◆ **What is asked**
Each line containing the word "医師の診察があります" needs to be copied.
#####
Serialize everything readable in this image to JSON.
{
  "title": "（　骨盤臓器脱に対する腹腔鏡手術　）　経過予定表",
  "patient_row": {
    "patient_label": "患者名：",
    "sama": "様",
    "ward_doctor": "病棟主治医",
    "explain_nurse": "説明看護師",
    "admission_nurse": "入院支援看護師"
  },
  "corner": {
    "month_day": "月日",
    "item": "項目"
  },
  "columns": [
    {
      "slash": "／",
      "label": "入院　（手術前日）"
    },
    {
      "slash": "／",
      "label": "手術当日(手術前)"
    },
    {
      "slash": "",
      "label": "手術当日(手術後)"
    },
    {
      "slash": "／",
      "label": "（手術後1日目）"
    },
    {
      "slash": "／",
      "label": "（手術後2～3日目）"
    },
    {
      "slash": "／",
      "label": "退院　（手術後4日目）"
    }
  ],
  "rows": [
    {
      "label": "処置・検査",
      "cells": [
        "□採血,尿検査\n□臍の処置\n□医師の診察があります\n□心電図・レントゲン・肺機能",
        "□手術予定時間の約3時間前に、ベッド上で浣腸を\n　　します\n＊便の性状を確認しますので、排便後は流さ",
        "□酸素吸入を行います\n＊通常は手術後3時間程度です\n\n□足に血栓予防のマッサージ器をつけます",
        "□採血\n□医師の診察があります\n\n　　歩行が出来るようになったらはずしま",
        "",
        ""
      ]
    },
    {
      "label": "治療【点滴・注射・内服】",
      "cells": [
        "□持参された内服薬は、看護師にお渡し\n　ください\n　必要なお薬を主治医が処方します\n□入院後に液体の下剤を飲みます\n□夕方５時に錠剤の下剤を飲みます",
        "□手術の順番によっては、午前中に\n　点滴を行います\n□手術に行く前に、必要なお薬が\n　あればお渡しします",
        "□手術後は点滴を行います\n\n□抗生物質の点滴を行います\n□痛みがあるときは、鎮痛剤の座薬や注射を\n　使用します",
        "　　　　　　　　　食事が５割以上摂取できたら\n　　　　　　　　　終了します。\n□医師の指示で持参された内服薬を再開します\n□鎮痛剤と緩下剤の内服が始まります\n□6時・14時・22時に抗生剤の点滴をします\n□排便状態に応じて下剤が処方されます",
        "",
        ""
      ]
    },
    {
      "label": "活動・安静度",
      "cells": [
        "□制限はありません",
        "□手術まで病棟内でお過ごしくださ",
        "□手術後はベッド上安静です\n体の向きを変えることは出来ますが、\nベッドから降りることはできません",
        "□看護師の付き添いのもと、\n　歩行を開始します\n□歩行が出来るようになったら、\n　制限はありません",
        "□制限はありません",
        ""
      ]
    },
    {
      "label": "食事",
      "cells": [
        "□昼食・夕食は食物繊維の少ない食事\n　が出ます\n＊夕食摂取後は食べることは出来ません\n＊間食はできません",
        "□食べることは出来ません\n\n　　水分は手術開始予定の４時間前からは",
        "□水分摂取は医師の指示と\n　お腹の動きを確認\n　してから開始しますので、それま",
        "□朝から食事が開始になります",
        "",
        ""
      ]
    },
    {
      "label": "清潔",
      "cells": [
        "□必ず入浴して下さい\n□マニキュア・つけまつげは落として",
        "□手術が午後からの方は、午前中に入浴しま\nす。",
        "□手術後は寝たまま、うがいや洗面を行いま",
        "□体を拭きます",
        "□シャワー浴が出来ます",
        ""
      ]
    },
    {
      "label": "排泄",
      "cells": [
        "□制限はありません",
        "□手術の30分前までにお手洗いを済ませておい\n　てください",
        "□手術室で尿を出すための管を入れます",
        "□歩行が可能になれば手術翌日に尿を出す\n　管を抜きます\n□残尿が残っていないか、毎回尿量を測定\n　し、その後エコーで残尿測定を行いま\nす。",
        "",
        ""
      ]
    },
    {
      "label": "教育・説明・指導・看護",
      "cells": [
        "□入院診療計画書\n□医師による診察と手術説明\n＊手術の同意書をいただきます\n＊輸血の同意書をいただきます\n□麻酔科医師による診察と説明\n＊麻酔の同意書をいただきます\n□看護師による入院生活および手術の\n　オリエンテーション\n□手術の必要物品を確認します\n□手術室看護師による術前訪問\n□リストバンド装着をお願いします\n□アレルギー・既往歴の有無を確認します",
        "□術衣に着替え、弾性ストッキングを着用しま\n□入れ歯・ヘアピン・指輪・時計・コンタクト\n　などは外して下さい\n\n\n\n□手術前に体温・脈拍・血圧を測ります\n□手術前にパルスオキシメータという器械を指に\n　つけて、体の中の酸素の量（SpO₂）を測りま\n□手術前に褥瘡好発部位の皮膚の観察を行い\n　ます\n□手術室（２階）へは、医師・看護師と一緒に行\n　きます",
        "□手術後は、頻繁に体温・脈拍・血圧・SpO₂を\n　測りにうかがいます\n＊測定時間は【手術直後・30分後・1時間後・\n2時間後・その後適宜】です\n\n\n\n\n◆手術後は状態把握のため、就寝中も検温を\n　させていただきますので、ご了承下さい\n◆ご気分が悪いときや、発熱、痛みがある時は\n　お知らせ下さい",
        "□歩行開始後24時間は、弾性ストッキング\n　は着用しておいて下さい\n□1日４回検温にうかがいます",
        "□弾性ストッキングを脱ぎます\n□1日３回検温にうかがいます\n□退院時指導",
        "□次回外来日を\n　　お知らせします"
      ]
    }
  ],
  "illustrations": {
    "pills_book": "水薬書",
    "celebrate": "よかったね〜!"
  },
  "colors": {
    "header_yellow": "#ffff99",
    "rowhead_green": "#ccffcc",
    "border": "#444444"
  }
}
#####
◆ **Response to the exercise**
        "□採血,尿検査\n□臍の処置\n□医師の診察があります\n□心電図・レントゲン・肺機能",
        "□採血\n□医師の診察があります\n\n　　歩行が出来るようになったらはずしま",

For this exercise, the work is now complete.